'''

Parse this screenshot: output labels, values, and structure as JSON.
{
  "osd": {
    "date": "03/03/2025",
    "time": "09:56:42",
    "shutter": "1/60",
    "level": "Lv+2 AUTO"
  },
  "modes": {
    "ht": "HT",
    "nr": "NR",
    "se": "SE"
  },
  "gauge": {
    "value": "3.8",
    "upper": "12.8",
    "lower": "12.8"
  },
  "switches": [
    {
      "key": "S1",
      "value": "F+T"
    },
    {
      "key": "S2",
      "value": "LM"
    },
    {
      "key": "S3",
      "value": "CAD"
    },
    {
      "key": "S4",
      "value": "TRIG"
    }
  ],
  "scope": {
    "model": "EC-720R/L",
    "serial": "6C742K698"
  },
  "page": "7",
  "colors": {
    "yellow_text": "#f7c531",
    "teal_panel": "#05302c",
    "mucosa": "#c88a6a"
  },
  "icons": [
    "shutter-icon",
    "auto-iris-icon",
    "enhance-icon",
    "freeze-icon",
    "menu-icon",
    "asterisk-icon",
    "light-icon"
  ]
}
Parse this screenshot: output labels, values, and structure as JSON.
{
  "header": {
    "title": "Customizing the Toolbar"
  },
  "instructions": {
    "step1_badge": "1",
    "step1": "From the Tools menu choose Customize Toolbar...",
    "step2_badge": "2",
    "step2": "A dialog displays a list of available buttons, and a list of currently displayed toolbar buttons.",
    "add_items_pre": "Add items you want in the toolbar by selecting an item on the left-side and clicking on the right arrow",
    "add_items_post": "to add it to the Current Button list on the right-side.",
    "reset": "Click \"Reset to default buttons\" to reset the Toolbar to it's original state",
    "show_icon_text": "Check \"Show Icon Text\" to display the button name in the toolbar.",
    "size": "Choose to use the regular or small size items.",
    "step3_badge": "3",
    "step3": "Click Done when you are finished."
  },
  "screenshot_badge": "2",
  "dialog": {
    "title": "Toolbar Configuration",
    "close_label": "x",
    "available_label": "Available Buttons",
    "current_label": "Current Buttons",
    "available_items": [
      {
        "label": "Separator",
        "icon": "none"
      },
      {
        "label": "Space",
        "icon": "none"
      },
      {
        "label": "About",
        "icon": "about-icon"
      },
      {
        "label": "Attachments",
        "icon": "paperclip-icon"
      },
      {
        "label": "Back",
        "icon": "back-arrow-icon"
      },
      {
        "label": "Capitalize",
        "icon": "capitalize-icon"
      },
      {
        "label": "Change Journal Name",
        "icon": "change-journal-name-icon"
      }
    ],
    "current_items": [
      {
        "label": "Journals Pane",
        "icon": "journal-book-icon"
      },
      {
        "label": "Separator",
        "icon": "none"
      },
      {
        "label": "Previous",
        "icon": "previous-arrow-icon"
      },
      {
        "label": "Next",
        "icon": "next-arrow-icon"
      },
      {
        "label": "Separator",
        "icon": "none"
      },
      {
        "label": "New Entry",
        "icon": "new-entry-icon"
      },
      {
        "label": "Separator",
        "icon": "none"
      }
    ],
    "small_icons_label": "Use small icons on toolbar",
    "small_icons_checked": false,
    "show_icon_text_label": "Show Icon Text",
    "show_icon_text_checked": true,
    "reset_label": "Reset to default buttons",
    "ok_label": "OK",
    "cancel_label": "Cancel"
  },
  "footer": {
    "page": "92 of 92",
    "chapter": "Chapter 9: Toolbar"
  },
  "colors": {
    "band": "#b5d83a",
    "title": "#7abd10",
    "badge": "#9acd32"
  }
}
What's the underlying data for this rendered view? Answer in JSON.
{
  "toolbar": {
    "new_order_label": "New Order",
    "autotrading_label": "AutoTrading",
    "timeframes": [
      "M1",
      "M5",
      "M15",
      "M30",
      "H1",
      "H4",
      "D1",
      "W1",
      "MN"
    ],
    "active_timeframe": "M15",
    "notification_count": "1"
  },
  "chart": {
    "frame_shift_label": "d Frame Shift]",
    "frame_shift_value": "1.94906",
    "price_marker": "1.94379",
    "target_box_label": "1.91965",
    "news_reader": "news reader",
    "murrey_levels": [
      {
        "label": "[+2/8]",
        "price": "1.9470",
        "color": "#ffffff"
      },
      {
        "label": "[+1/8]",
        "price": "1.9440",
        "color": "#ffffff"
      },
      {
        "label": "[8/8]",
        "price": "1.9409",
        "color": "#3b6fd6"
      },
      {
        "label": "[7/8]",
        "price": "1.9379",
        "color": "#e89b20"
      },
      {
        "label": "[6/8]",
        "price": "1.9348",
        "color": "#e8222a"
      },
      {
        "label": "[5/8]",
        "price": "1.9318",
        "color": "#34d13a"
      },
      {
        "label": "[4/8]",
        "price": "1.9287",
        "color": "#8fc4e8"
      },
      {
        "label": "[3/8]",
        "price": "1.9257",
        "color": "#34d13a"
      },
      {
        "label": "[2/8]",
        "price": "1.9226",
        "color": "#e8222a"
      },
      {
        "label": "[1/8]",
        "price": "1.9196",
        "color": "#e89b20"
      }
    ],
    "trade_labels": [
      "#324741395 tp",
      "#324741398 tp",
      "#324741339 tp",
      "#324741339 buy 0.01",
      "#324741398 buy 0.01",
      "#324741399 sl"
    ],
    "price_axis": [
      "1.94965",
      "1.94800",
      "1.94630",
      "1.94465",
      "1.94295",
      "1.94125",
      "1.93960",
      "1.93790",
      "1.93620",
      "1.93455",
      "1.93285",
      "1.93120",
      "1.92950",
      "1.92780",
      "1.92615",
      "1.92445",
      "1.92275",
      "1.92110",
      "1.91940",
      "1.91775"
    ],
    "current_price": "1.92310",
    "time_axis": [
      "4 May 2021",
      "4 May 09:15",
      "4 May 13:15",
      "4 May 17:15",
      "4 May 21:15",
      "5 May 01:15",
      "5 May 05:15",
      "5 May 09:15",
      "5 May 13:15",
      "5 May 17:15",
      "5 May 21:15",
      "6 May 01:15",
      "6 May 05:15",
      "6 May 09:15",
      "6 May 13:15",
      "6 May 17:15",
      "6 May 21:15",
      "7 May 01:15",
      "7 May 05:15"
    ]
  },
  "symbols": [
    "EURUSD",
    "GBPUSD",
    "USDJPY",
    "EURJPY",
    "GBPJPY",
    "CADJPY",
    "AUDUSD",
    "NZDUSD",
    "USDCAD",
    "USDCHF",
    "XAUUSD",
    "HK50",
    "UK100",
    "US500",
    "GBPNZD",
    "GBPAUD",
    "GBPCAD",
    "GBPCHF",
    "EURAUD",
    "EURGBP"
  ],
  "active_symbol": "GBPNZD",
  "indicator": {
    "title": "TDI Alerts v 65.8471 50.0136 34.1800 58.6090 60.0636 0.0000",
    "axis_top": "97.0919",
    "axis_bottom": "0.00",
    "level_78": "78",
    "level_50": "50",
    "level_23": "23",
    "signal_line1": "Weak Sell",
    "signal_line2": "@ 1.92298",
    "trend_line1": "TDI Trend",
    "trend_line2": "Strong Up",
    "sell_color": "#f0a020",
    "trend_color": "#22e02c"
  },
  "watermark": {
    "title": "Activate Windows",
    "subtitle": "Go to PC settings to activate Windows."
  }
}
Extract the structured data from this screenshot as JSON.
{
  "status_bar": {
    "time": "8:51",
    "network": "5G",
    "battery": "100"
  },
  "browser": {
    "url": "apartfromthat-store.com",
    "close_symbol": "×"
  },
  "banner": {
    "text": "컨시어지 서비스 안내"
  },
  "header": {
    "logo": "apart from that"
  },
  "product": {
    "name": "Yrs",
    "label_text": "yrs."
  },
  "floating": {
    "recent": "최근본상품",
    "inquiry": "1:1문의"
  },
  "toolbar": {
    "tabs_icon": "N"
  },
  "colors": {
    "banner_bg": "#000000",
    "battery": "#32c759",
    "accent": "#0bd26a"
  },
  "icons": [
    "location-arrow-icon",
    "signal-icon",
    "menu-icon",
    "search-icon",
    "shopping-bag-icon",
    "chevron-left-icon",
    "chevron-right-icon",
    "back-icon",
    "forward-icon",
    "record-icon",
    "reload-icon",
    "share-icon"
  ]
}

'''

#### What is required:
Extract each line holding the string "data".

#### The solution:
What's the underlying data for this rendered view? Answer in JSON.
Extract the structured data from this screenshot as JSON.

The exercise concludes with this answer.